AVAILABLE RECORDS:
------------
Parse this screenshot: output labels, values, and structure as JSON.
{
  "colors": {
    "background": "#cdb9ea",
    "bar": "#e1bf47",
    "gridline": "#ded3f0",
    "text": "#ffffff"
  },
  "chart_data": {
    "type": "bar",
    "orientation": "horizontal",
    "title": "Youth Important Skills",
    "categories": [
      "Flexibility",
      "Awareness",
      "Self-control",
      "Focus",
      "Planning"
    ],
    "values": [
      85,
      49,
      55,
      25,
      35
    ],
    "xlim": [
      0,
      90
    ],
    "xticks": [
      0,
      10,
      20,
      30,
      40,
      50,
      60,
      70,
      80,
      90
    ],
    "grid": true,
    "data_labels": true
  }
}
------------
PROBLEM DESCRIPTION:
Filter the records above and return every line that holds the word "values".

OUTPUT OF THE EXERCISE:
Parse this screenshot: output labels, values, and structure as JSON.
    "values": [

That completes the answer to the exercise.